_Task objective_. Search the material for the word "EVRARD" and report each line where it turns up.

_Data in this exercise_.
* * *

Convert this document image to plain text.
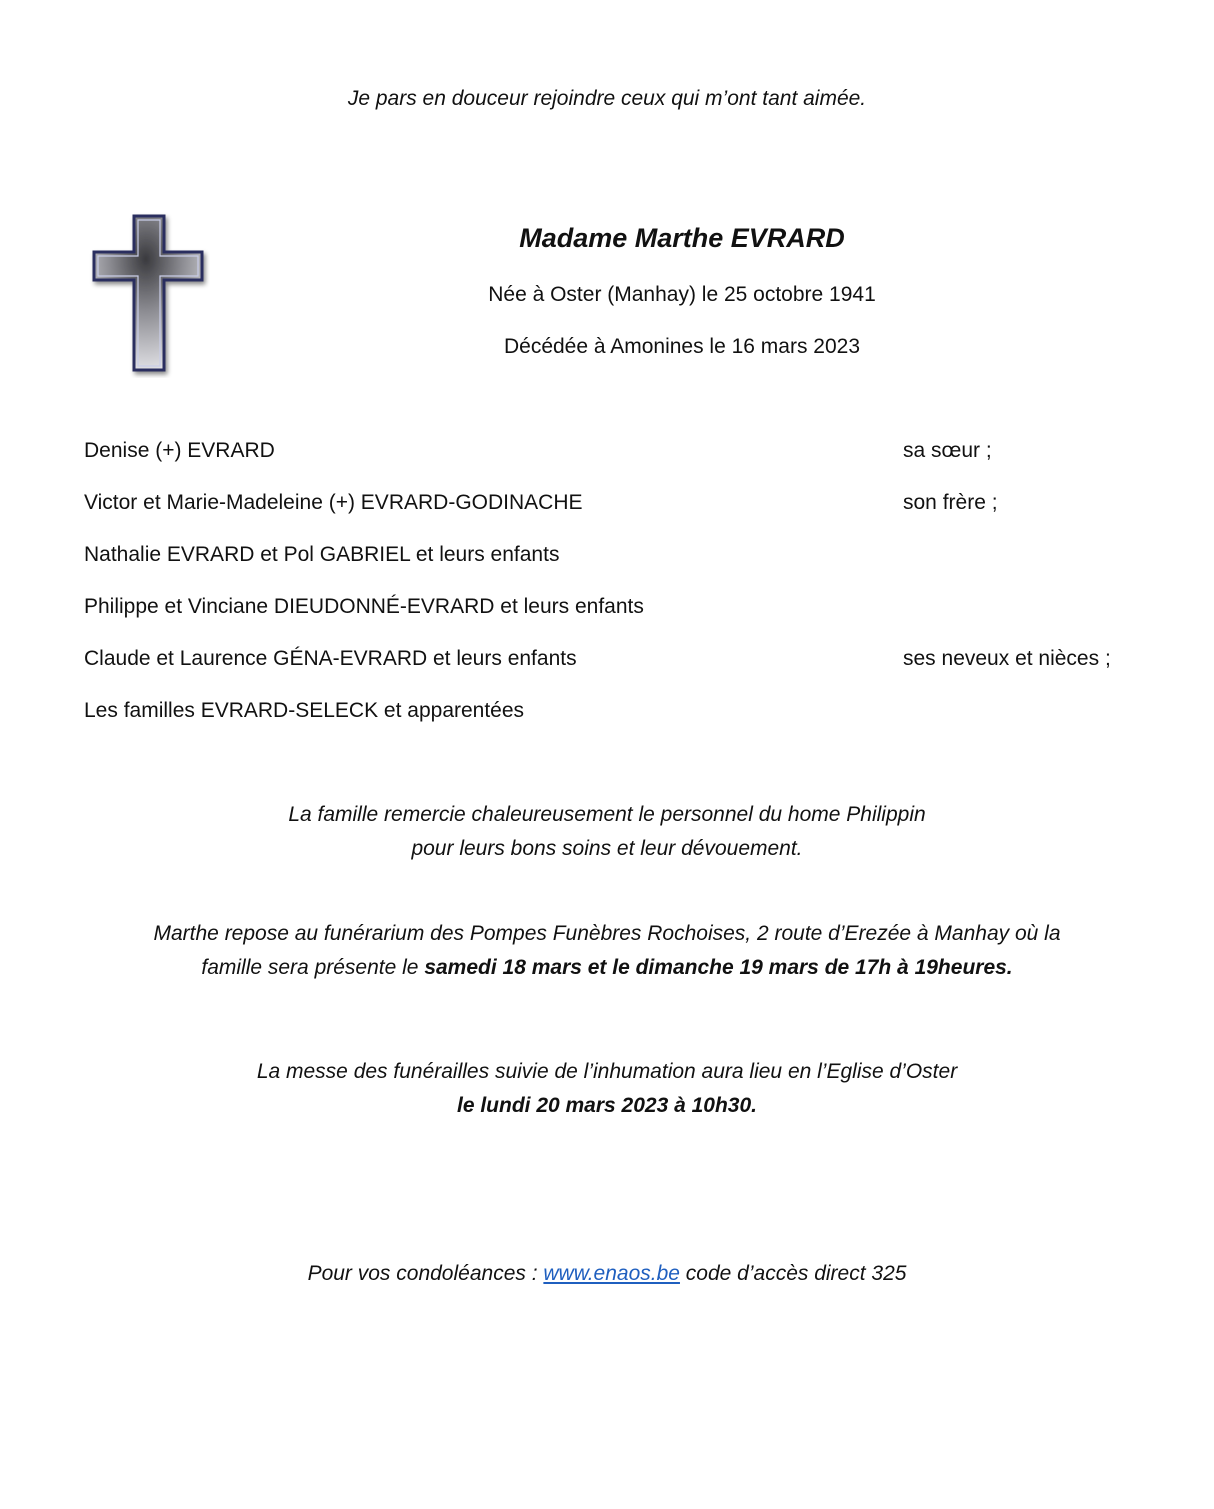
Je pars en douceur rejoindre ceux qui m’ont tant aimée.
Madame Marthe EVRARD
Née à Oster (Manhay) le 25 octobre 1941
Décédée à Amonines le 16 mars 2023
Denise (+) EVRARD	sa sœur ;
Victor et Marie-Madeleine (+) EVRARD-GODINACHE	son frère ;
Nathalie EVRARD et Pol GABRIEL et leurs enfants
Philippe et Vinciane DIEUDONNÉ-EVRARD et leurs enfants
Claude et Laurence GÉNA-EVRARD et leurs enfants	ses neveux et nièces ;
Les familles EVRARD-SELECK et apparentées
La famille remercie chaleureusement le personnel du home Philippin
pour leurs bons soins et leur dévouement.
Marthe repose au funérarium des Pompes Funèbres Rochoises, 2 route d’Erezée à Manhay où la
famille sera présente le samedi 18 mars et le dimanche 19 mars de 17h à 19heures.
La messe des funérailles suivie de l’inhumation aura lieu en l’Eglise d’Oster
le lundi 20 mars 2023 à 10h30.
Pour vos condoléances : www.enaos.be code d’accès direct 325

* * *

_Solution to the exercise_.
Madame Marthe EVRARD
Denise (+) EVRARD	sa sœur ;
Victor et Marie-Madeleine (+) EVRARD-GODINACHE	son frère ;
Nathalie EVRARD et Pol GABRIEL et leurs enfants
Philippe et Vinciane DIEUDONNÉ-EVRARD et leurs enfants
Claude et Laurence GÉNA-EVRARD et leurs enfants	ses neveux et nièces ;
Les familles EVRARD-SELECK et apparentées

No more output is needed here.